WHAT IS EXPECTED:
Could you rewrite the items from the line with "document-page: p= F" to the line with "1173, 361, 1218]", putting "y-axis-arrowhead" in place of "y-axis-arrow-icon" and leaving everything else as it is?

RECORDED DATA:

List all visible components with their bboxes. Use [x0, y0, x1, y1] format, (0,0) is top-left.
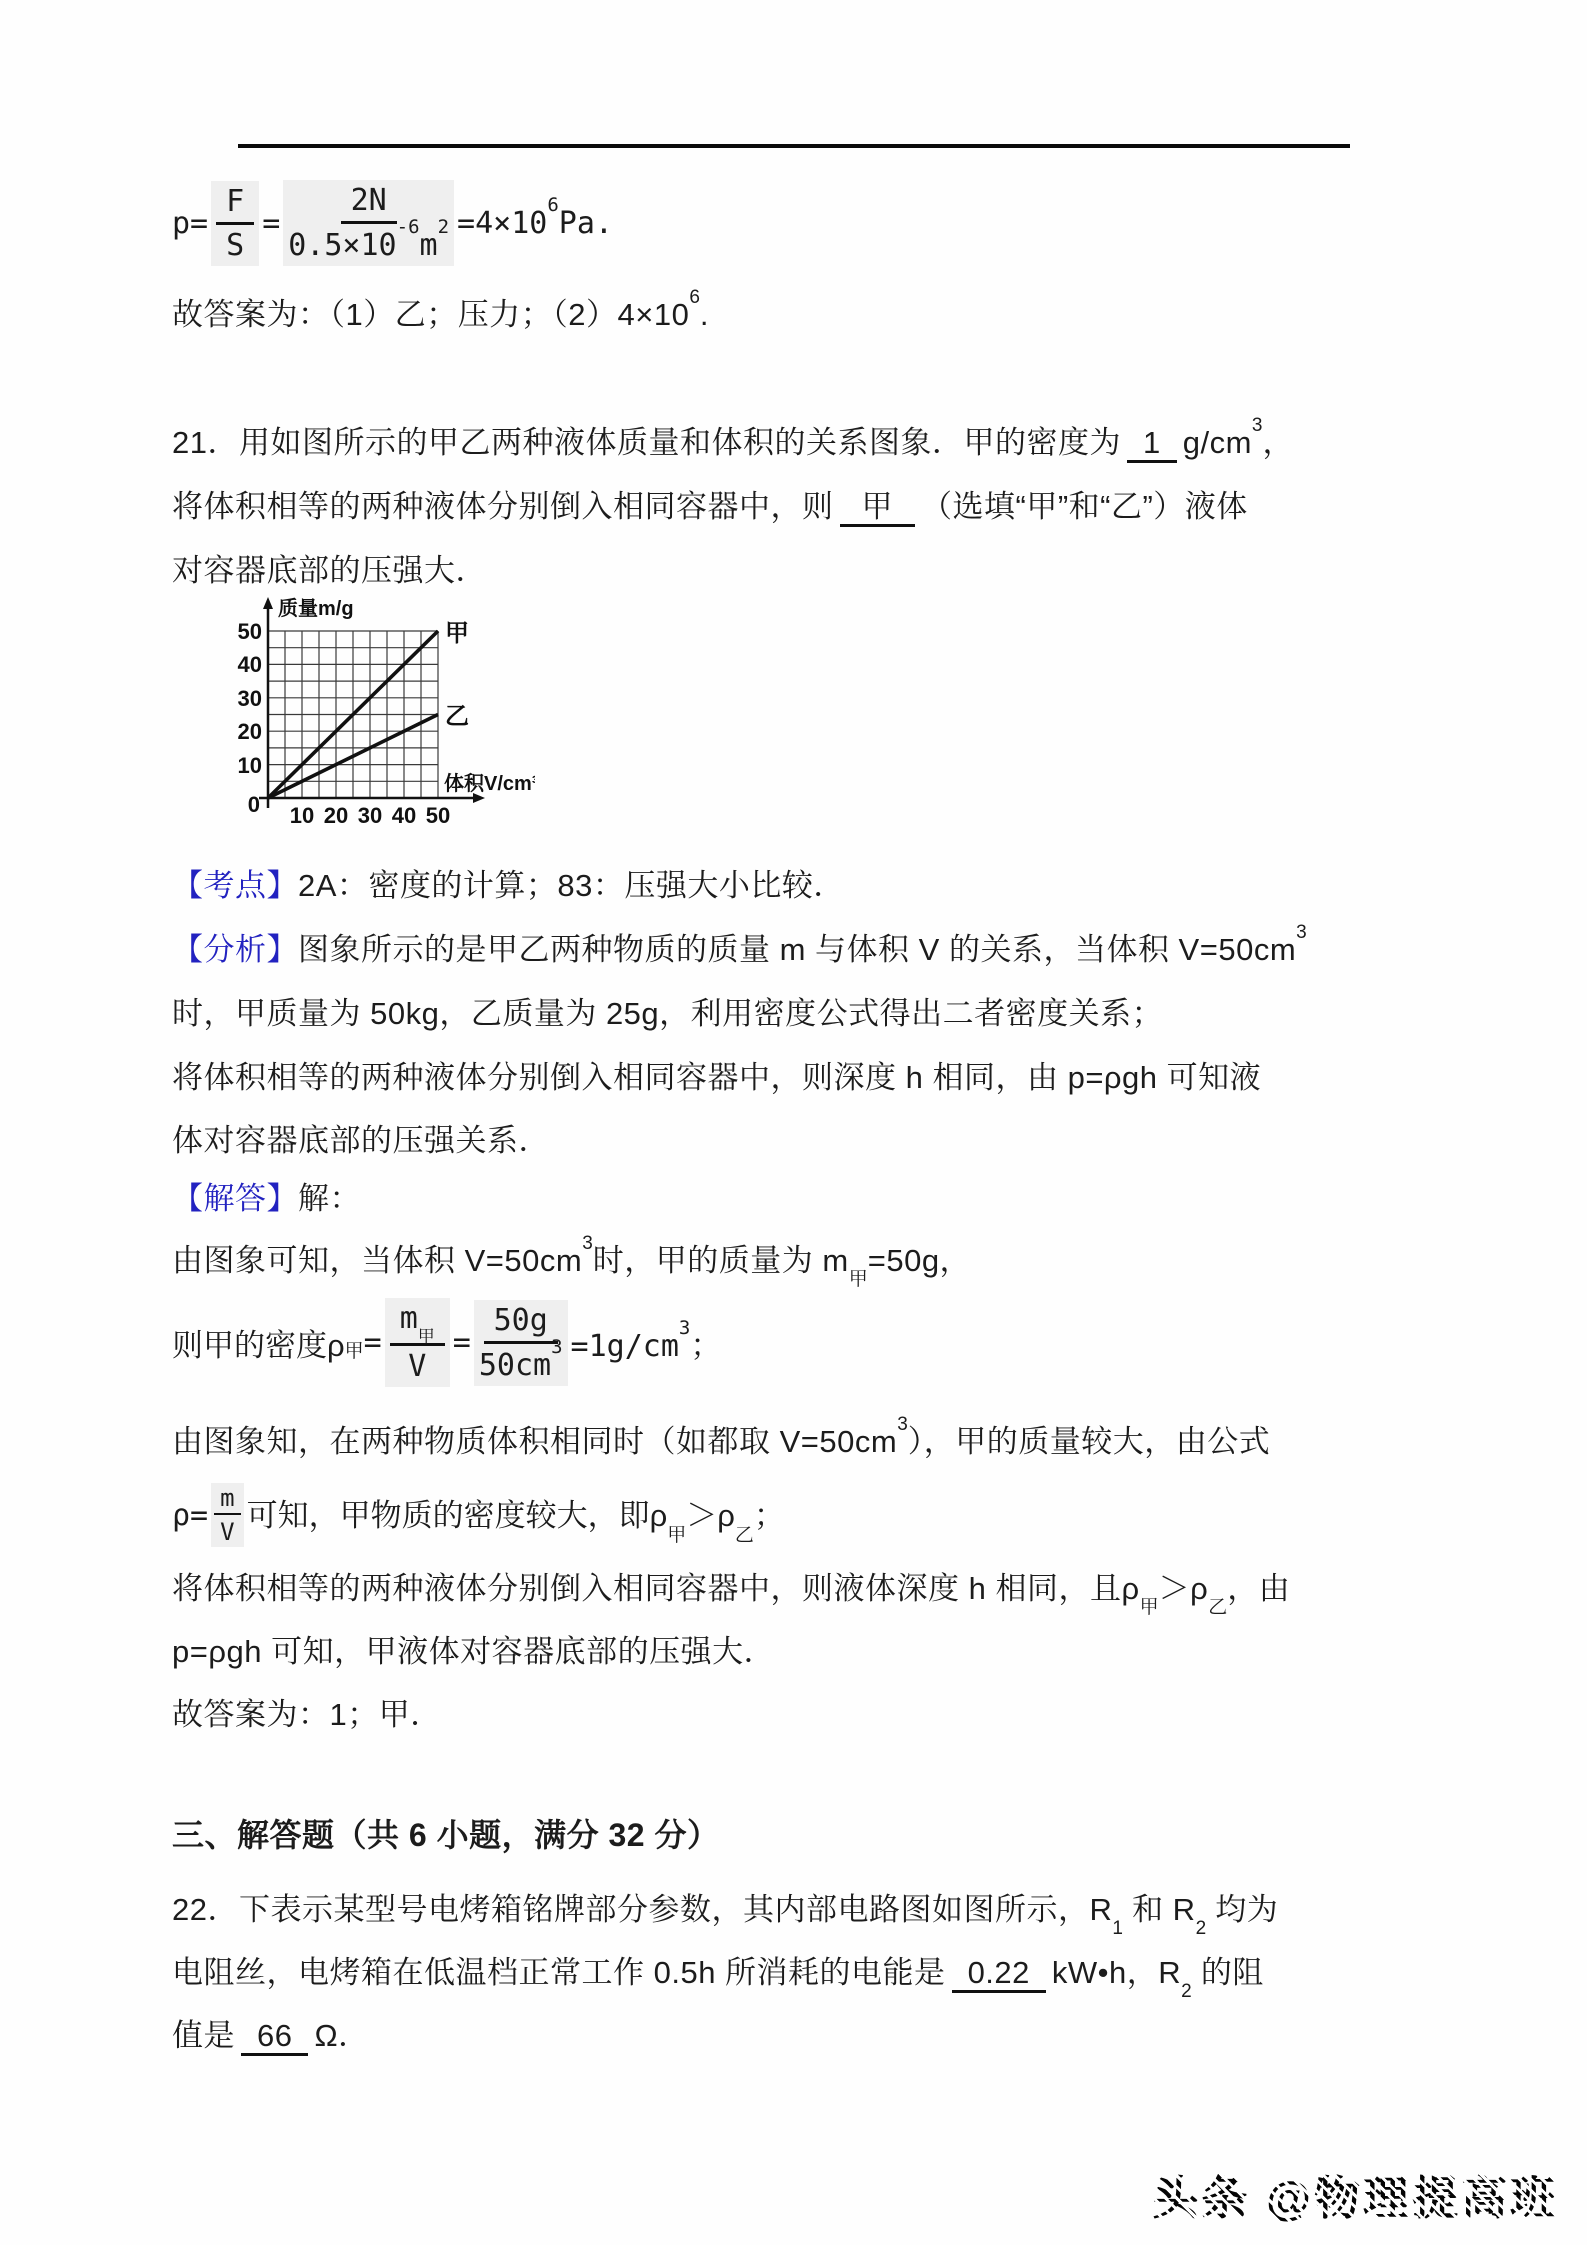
document-page: p= F S = 2N 0.5×10-6m2 =4×106Pa. 故答案为：（1…	[0, 0, 1587, 2245]
origin-label: 0	[248, 792, 260, 817]
fenxi-line-2: 时，甲质量为 50kg，乙质量为 25g，利用密度公式得出二者密度关系；	[172, 988, 1163, 1033]
kaodian-line: 【考点】2A：密度的计算；83：压强大小比较．	[172, 860, 845, 905]
y-tick-50: 50	[238, 619, 262, 644]
y-axis-arrow-icon	[263, 597, 273, 609]
answer-blank-energy: 0.22	[952, 1958, 1046, 1993]
jieda-line: 【解答】解：	[172, 1173, 361, 1218]
y-tick-30: 30	[238, 686, 262, 711]
rho-equation-line: ρ= m V 可知，甲物质的密度较大，即ρ甲＞ρ乙；	[172, 1475, 785, 1555]
solution-line-3: 由图象知，在两种物质体积相同时（如都取 V=50cm3），甲的质量较大，由公式	[172, 1416, 1270, 1461]
top-separator-line	[238, 144, 1350, 148]
y-tick-40: 40	[238, 652, 262, 677]
x-tick-10: 10	[290, 803, 314, 828]
fraction-F-S: F S	[211, 181, 259, 266]
fenxi-line-1: 【分析】图象所示的是甲乙两种物质的质量 m 与体积 V 的关系，当体积 V=50…	[172, 924, 1307, 969]
formula-lhs: p=	[172, 206, 208, 241]
watermark: 头条 @物理提高班	[1152, 2162, 1559, 2228]
fraction-50g-50cm3: 50g 50cm3	[474, 1300, 568, 1386]
section-heading: 三、解答题（共 6 小题，满分 32 分）	[172, 1810, 719, 1856]
q20-pressure-formula: p= F S = 2N 0.5×10-6m2 =4×106Pa.	[172, 180, 613, 266]
answer-blank-liquid: 甲	[840, 492, 916, 527]
series-label-yi: 乙	[445, 703, 469, 730]
y-tick-20: 20	[238, 719, 262, 744]
x-axis-title: 体积V/cm³	[444, 771, 535, 795]
answer-blank-resistance: 66	[241, 2021, 308, 2056]
q21-line-1: 21．用如图所示的甲乙两种液体质量和体积的关系图象．甲的密度为1g/cm3，	[172, 417, 1294, 463]
q22-line-1: 22．下表示某型号电烤箱铭牌部分参数，其内部电路图如图所示，R1 和 R2 均为	[172, 1884, 1278, 1933]
fraction-m-V-small: m V	[211, 1483, 243, 1547]
y-axis-title: 质量m/g	[278, 596, 354, 620]
fenxi-line-4: 体对容器底部的压强关系．	[172, 1115, 550, 1160]
x-tick-20: 20	[324, 803, 348, 828]
y-tick-10: 10	[238, 753, 262, 778]
equals-sign: =	[262, 206, 280, 241]
answer-blank-density: 1	[1127, 428, 1177, 463]
jieda-label: 【解答】	[172, 1181, 298, 1216]
fenxi-line-3: 将体积相等的两种液体分别倒入相同容器中，则深度 h 相同，由 p=ρgh 可知液	[172, 1052, 1261, 1097]
solution-line-5: 将体积相等的两种液体分别倒入相同容器中，则液体深度 h 相同，且ρ甲＞ρ乙，由	[172, 1563, 1290, 1612]
density-equation: 则甲的密度ρ甲= m甲 V = 50g 50cm3 =1g/cm3；	[172, 1295, 721, 1390]
fenxi-label: 【分析】	[172, 932, 298, 967]
x-tick-50: 50	[426, 803, 450, 828]
q20-answer-line: 故答案为：（1）乙；压力；（2）4×106.	[172, 289, 709, 334]
q21-line-2: 将体积相等的两种液体分别倒入相同容器中，则甲（选填“甲”和“乙”）液体	[172, 481, 1248, 527]
fraction-2N-area: 2N 0.5×10-6m2	[283, 180, 454, 266]
solution-line-1: 由图象可知，当体积 V=50cm3时，甲的质量为 m甲=50g，	[172, 1235, 971, 1284]
x-tick-30: 30	[358, 803, 382, 828]
fraction-m-V: m甲 V	[385, 1298, 450, 1387]
q21-line-3: 对容器底部的压强大．	[172, 545, 487, 590]
series-label-jia: 甲	[445, 620, 469, 647]
kaodian-label: 【考点】	[172, 868, 298, 903]
mass-volume-chart: 甲 乙 质量m/g 体积V/cm³ 50 40 30 20 10 0 10 20…	[165, 593, 535, 838]
x-tick-40: 40	[392, 803, 416, 828]
solution-line-6: p=ρgh 可知，甲液体对容器底部的压强大．	[172, 1626, 775, 1671]
q22-line-2: 电阻丝，电烤箱在低温档正常工作 0.5h 所消耗的电能是0.22kW•h，R2 …	[172, 1947, 1264, 1996]
formula-result: =4×106Pa.	[457, 205, 613, 241]
solution-line-7: 故答案为：1；甲．	[172, 1689, 442, 1734]
q22-line-3: 值是66Ω．	[172, 2010, 370, 2056]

COMPLETE OUTPUT:
document-page: p= F S = 2N 0.5×10-6m2 =4×106Pa. 故答案为：（1…	[0, 0, 1587, 2245]
origin-label: 0	[248, 792, 260, 817]
fenxi-line-2: 时，甲质量为 50kg，乙质量为 25g，利用密度公式得出二者密度关系；	[172, 988, 1163, 1033]
kaodian-line: 【考点】2A：密度的计算；83：压强大小比较．	[172, 860, 845, 905]
y-tick-50: 50	[238, 619, 262, 644]
y-axis-arrowhead	[263, 597, 273, 609]
answer-blank-energy: 0.22	[952, 1958, 1046, 1993]
jieda-line: 【解答】解：	[172, 1173, 361, 1218]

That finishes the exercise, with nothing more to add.